» Rows
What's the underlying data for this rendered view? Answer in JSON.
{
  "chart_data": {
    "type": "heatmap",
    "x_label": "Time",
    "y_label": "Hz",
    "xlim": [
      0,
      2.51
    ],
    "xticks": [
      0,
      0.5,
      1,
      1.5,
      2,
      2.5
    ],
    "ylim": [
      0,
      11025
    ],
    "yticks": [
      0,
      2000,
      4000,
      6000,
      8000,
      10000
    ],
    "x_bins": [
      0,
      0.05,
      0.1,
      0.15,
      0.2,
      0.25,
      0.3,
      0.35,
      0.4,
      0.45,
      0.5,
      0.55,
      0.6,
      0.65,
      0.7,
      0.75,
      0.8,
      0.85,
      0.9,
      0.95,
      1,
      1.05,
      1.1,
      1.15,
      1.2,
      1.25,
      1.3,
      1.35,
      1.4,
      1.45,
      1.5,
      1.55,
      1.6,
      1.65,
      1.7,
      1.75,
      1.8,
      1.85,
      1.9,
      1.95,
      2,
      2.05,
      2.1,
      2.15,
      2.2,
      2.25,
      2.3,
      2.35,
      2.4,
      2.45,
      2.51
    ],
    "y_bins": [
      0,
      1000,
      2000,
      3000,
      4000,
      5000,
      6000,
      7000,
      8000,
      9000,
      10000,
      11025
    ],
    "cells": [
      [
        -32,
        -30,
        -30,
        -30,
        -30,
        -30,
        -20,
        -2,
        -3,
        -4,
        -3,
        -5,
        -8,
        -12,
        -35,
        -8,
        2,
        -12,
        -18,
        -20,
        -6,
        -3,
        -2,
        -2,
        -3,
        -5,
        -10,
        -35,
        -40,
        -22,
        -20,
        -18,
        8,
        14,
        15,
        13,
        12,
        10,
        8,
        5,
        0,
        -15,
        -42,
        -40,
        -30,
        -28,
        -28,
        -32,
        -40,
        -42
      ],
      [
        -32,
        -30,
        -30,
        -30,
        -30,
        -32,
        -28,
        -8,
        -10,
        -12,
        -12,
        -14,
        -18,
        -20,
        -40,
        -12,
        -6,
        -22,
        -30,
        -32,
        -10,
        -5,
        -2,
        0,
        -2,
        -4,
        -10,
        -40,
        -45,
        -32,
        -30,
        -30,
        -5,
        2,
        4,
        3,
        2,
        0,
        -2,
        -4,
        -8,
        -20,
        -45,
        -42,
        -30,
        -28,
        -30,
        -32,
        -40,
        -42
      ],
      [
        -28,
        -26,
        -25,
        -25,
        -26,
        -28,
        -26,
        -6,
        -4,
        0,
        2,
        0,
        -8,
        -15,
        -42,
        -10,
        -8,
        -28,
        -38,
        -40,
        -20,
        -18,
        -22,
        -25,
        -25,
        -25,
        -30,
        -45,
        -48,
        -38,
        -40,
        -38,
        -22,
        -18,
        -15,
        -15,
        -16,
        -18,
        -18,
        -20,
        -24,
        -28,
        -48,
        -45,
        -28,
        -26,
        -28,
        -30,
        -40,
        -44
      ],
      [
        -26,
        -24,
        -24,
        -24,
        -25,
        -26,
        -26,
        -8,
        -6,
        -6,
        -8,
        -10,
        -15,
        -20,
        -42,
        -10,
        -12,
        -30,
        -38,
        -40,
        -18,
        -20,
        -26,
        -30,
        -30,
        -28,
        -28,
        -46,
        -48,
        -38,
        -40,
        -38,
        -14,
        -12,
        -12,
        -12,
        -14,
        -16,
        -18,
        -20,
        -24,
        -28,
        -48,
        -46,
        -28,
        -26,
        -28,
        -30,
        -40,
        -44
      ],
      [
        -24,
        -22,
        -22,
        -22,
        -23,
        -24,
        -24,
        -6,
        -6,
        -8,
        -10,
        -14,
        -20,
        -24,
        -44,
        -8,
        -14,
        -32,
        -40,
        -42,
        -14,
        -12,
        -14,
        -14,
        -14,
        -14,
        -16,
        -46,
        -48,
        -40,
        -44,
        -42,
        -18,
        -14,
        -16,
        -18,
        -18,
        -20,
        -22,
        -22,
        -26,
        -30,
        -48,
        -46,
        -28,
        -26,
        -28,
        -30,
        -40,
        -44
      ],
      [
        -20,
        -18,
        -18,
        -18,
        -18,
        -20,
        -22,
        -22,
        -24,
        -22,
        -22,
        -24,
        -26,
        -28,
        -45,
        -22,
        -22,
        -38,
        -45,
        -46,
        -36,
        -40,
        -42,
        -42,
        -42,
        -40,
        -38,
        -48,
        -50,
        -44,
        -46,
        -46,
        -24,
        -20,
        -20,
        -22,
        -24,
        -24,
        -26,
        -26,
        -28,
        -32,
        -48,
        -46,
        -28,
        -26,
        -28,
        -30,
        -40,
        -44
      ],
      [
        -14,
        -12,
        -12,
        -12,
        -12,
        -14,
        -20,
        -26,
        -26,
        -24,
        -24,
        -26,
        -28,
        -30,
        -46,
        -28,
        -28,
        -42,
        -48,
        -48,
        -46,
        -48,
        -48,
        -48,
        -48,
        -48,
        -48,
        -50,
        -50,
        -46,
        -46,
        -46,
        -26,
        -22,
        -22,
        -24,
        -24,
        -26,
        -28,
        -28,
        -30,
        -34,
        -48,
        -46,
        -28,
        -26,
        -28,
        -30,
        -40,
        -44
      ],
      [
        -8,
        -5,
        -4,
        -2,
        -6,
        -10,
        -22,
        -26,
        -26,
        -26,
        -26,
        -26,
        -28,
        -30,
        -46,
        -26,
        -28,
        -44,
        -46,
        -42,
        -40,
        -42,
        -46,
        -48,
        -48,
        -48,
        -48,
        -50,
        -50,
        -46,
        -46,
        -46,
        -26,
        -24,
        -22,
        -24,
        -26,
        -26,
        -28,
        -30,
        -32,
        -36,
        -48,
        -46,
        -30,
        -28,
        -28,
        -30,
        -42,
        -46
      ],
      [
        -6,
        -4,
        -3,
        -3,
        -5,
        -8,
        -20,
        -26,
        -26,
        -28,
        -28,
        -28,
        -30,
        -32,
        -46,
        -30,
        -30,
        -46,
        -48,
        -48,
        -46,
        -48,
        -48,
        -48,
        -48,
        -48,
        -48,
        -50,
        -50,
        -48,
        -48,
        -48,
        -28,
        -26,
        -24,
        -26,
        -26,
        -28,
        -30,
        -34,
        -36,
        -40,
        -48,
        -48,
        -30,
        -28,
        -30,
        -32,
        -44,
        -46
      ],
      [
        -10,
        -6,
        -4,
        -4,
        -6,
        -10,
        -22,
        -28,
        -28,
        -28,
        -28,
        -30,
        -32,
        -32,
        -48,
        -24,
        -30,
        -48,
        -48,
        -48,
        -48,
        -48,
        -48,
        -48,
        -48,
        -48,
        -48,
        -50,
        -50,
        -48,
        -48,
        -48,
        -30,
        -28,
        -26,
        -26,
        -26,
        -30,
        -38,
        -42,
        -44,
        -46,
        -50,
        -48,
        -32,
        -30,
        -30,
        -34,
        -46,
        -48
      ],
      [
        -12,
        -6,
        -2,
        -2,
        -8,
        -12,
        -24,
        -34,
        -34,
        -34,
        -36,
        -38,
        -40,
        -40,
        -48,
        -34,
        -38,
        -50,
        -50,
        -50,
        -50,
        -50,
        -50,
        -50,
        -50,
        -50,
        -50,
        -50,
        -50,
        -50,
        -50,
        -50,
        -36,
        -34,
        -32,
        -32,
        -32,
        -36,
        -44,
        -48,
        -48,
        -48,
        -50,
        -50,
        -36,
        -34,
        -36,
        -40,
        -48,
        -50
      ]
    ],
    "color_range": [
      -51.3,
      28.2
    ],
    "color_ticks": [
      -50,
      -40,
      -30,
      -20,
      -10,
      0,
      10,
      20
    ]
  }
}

» Problem
Write out the whole listing exactly.

» Response to this exercise
What's the underlying data for this rendered view? Answer in JSON.
{
  "chart_data": {
    "type": "heatmap",
    "x_label": "Time",
    "y_label": "Hz",
    "xlim": [
      0,
      2.51
    ],
    "xticks": [
      0,
      0.5,
      1,
      1.5,
      2,
      2.5
    ],
    "ylim": [
      0,
      11025
    ],
    "yticks": [
      0,
      2000,
      4000,
      6000,
      8000,
      10000
    ],
    "x_bins": [
      0,
      0.05,
      0.1,
      0.15,
      0.2,
      0.25,
      0.3,
      0.35,
      0.4,
      0.45,
      0.5,
      0.55,
      0.6,
      0.65,
      0.7,
      0.75,
      0.8,
      0.85,
      0.9,
      0.95,
      1,
      1.05,
      1.1,
      1.15,
      1.2,
      1.25,
      1.3,
      1.35,
      1.4,
      1.45,
      1.5,
      1.55,
      1.6,
      1.65,
      1.7,
      1.75,
      1.8,
      1.85,
      1.9,
      1.95,
      2,
      2.05,
      2.1,
      2.15,
      2.2,
      2.25,
      2.3,
      2.35,
      2.4,
      2.45,
      2.51
    ],
    "y_bins": [
      0,
      1000,
      2000,
      3000,
      4000,
      5000,
      6000,
      7000,
      8000,
      9000,
      10000,
      11025
    ],
    "cells": [
      [
        -32,
        -30,
        -30,
        -30,
        -30,
        -30,
        -20,
        -2,
        -3,
        -4,
        -3,
        -5,
        -8,
        -12,
        -35,
        -8,
        2,
        -12,
        -18,
        -20,
        -6,
        -3,
        -2,
        -2,
        -3,
        -5,
        -10,
        -35,
        -40,
        -22,
        -20,
        -18,
        8,
        14,
        15,
        13,
        12,
        10,
        8,
        5,
        0,
        -15,
        -42,
        -40,
        -30,
        -28,
        -28,
        -32,
        -40,
        -42
      ],
      [
        -32,
        -30,
        -30,
        -30,
        -30,
        -32,
        -28,
        -8,
        -10,
        -12,
        -12,
        -14,
        -18,
        -20,
        -40,
        -12,
        -6,
        -22,
        -30,
        -32,
        -10,
        -5,
        -2,
        0,
        -2,
        -4,
        -10,
        -40,
        -45,
        -32,
        -30,
        -30,
        -5,
        2,
        4,
        3,
        2,
        0,
        -2,
        -4,
        -8,
        -20,
        -45,
        -42,
        -30,
        -28,
        -30,
        -32,
        -40,
        -42
      ],
      [
        -28,
        -26,
        -25,
        -25,
        -26,
        -28,
        -26,
        -6,
        -4,
        0,
        2,
        0,
        -8,
        -15,
        -42,
        -10,
        -8,
        -28,
        -38,
        -40,
        -20,
        -18,
        -22,
        -25,
        -25,
        -25,
        -30,
        -45,
        -48,
        -38,
        -40,
        -38,
        -22,
        -18,
        -15,
        -15,
        -16,
        -18,
        -18,
        -20,
        -24,
        -28,
        -48,
        -45,
        -28,
        -26,
        -28,
        -30,
        -40,
        -44
      ],
      [
        -26,
        -24,
        -24,
        -24,
        -25,
        -26,
        -26,
        -8,
        -6,
        -6,
        -8,
        -10,
        -15,
        -20,
        -42,
        -10,
        -12,
        -30,
        -38,
        -40,
        -18,
        -20,
        -26,
        -30,
        -30,
        -28,
        -28,
        -46,
        -48,
        -38,
        -40,
        -38,
        -14,
        -12,
        -12,
        -12,
        -14,
        -16,
        -18,
        -20,
        -24,
        -28,
        -48,
        -46,
        -28,
        -26,
        -28,
        -30,
        -40,
        -44
      ],
      [
        -24,
        -22,
        -22,
        -22,
        -23,
        -24,
        -24,
        -6,
        -6,
        -8,
        -10,
        -14,
        -20,
        -24,
        -44,
        -8,
        -14,
        -32,
        -40,
        -42,
        -14,
        -12,
        -14,
        -14,
        -14,
        -14,
        -16,
        -46,
        -48,
        -40,
        -44,
        -42,
        -18,
        -14,
        -16,
        -18,
        -18,
        -20,
        -22,
        -22,
        -26,
        -30,
        -48,
        -46,
        -28,
        -26,
        -28,
        -30,
        -40,
        -44
      ],
      [
        -20,
        -18,
        -18,
        -18,
        -18,
        -20,
        -22,
        -22,
        -24,
        -22,
        -22,
        -24,
        -26,
        -28,
        -45,
        -22,
        -22,
        -38,
        -45,
        -46,
        -36,
        -40,
        -42,
        -42,
        -42,
        -40,
        -38,
        -48,
        -50,
        -44,
        -46,
        -46,
        -24,
        -20,
        -20,
        -22,
        -24,
        -24,
        -26,
        -26,
        -28,
        -32,
        -48,
        -46,
        -28,
        -26,
        -28,
        -30,
        -40,
        -44
      ],
      [
        -14,
        -12,
        -12,
        -12,
        -12,
        -14,
        -20,
        -26,
        -26,
        -24,
        -24,
        -26,
        -28,
        -30,
        -46,
        -28,
        -28,
        -42,
        -48,
        -48,
        -46,
        -48,
        -48,
        -48,
        -48,
        -48,
        -48,
        -50,
        -50,
        -46,
        -46,
        -46,
        -26,
        -22,
        -22,
        -24,
        -24,
        -26,
        -28,
        -28,
        -30,
        -34,
        -48,
        -46,
        -28,
        -26,
        -28,
        -30,
        -40,
        -44
      ],
      [
        -8,
        -5,
        -4,
        -2,
        -6,
        -10,
        -22,
        -26,
        -26,
        -26,
        -26,
        -26,
        -28,
        -30,
        -46,
        -26,
        -28,
        -44,
        -46,
        -42,
        -40,
        -42,
        -46,
        -48,
        -48,
        -48,
        -48,
        -50,
        -50,
        -46,
        -46,
        -46,
        -26,
        -24,
        -22,
        -24,
        -26,
        -26,
        -28,
        -30,
        -32,
        -36,
        -48,
        -46,
        -30,
        -28,
        -28,
        -30,
        -42,
        -46
      ],
      [
        -6,
        -4,
        -3,
        -3,
        -5,
        -8,
        -20,
        -26,
        -26,
        -28,
        -28,
        -28,
        -30,
        -32,
        -46,
        -30,
        -30,
        -46,
        -48,
        -48,
        -46,
        -48,
        -48,
        -48,
        -48,
        -48,
        -48,
        -50,
        -50,
        -48,
        -48,
        -48,
        -28,
        -26,
        -24,
        -26,
        -26,
        -28,
        -30,
        -34,
        -36,
        -40,
        -48,
        -48,
        -30,
        -28,
        -30,
        -32,
        -44,
        -46
      ],
      [
        -10,
        -6,
        -4,
        -4,
        -6,
        -10,
        -22,
        -28,
        -28,
        -28,
        -28,
        -30,
        -32,
        -32,
        -48,
        -24,
        -30,
        -48,
        -48,
        -48,
        -48,
        -48,
        -48,
        -48,
        -48,
        -48,
        -48,
        -50,
        -50,
        -48,
        -48,
        -48,
        -30,
        -28,
        -26,
        -26,
        -26,
        -30,
        -38,
        -42,
        -44,
        -46,
        -50,
        -48,
        -32,
        -30,
        -30,
        -34,
        -46,
        -48
      ],
      [
        -12,
        -6,
        -2,
        -2,
        -8,
        -12,
        -24,
        -34,
        -34,
        -34,
        -36,
        -38,
        -40,
        -40,
        -48,
        -34,
        -38,
        -50,
        -50,
        -50,
        -50,
        -50,
        -50,
        -50,
        -50,
        -50,
        -50,
        -50,
        -50,
        -50,
        -50,
        -50,
        -36,
        -34,
        -32,
        -32,
        -32,
        -36,
        -44,
        -48,
        -48,
        -48,
        -50,
        -50,
        -36,
        -34,
        -36,
        -40,
        -48,
        -50
      ]
    ],
    "color_range": [
      -51.3,
      28.2
    ],
    "color_ticks": [
      -50,
      -40,
      -30,
      -20,
      -10,
      0,
      10,
      20
    ]
  }
}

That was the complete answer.